__Task instructions__:
Every entry must be duplicated precisely as written.

** BEGIN Materials provided **

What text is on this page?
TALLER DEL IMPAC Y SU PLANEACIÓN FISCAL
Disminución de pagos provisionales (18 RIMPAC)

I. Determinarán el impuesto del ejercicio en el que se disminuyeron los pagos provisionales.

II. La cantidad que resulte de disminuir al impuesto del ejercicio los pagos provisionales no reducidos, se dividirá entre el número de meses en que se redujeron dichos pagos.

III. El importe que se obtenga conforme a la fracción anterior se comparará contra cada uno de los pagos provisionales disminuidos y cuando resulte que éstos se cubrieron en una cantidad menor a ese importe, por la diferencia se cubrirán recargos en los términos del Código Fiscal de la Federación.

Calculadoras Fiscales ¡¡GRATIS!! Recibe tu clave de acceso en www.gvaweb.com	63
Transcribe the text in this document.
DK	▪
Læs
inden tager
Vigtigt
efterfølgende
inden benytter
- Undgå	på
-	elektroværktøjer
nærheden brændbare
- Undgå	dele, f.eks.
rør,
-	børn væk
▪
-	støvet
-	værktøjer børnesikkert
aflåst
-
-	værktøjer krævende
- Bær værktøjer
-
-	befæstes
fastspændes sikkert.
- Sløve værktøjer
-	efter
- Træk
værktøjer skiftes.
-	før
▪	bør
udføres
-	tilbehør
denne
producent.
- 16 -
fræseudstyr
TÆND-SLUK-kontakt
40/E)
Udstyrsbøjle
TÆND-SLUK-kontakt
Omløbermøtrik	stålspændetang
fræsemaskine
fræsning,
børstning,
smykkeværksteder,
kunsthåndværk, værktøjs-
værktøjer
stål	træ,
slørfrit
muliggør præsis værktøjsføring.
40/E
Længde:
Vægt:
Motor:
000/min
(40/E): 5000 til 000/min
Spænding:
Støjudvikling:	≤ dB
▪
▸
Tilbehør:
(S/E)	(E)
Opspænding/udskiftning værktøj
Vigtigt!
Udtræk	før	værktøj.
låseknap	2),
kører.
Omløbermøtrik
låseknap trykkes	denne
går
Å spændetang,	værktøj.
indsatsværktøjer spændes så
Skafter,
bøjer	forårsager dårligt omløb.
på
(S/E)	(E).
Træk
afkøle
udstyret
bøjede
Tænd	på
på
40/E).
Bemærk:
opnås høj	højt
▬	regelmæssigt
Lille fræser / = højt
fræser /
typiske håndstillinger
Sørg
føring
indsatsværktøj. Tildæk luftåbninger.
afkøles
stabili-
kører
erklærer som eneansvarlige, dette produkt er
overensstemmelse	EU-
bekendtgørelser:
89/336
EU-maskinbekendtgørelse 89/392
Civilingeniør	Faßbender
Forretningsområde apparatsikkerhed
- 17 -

** END Materials provided **

__The answer__:
What text is on this page?
TALLER DEL IMPAC Y SU PLANEACIÓN FISCAL
Disminución de pagos provisionales (18 RIMPAC)

I. Determinarán el impuesto del ejercicio en el que se disminuyeron los pagos provisionales.

II. La cantidad que resulte de disminuir al impuesto del ejercicio los pagos provisionales no reducidos, se dividirá entre el número de meses en que se redujeron dichos pagos.

III. El importe que se obtenga conforme a la fracción anterior se comparará contra cada uno de los pagos provisionales disminuidos y cuando resulte que éstos se cubrieron en una cantidad menor a ese importe, por la diferencia se cubrirán recargos en los términos del Código Fiscal de la Federación.

Calculadoras Fiscales ¡¡GRATIS!! Recibe tu clave de acceso en www.gvaweb.com	63
Transcribe the text in this document.
DK	▪
Læs
inden tager
Vigtigt
efterfølgende
inden benytter
- Undgå	på
-	elektroværktøjer
nærheden brændbare
- Undgå	dele, f.eks.
rør,
-	børn væk
▪
-	støvet
-	værktøjer børnesikkert
aflåst
-
-	værktøjer krævende
- Bær værktøjer
-
-	befæstes
fastspændes sikkert.
- Sløve værktøjer
-	efter
- Træk
værktøjer skiftes.
-	før
▪	bør
udføres
-	tilbehør
denne
producent.
- 16 -
fræseudstyr
TÆND-SLUK-kontakt
40/E)
Udstyrsbøjle
TÆND-SLUK-kontakt
Omløbermøtrik	stålspændetang
fræsemaskine
fræsning,
børstning,
smykkeværksteder,
kunsthåndværk, værktøjs-
værktøjer
stål	træ,
slørfrit
muliggør præsis værktøjsføring.
40/E
Længde:
Vægt:
Motor:
000/min
(40/E): 5000 til 000/min
Spænding:
Støjudvikling:	≤ dB
▪
▸
Tilbehør:
(S/E)	(E)
Opspænding/udskiftning værktøj
Vigtigt!
Udtræk	før	værktøj.
låseknap	2),
kører.
Omløbermøtrik
låseknap trykkes	denne
går
Å spændetang,	værktøj.
indsatsværktøjer spændes så
Skafter,
bøjer	forårsager dårligt omløb.
på
(S/E)	(E).
Træk
afkøle
udstyret
bøjede
Tænd	på
på
40/E).
Bemærk:
opnås høj	højt
▬	regelmæssigt
Lille fræser / = højt
fræser /
typiske håndstillinger
Sørg
føring
indsatsværktøj. Tildæk luftåbninger.
afkøles
stabili-
kører
erklærer som eneansvarlige, dette produkt er
overensstemmelse	EU-
bekendtgørelser:
89/336
EU-maskinbekendtgørelse 89/392
Civilingeniør	Faßbender
Forretningsområde apparatsikkerhed
- 17 -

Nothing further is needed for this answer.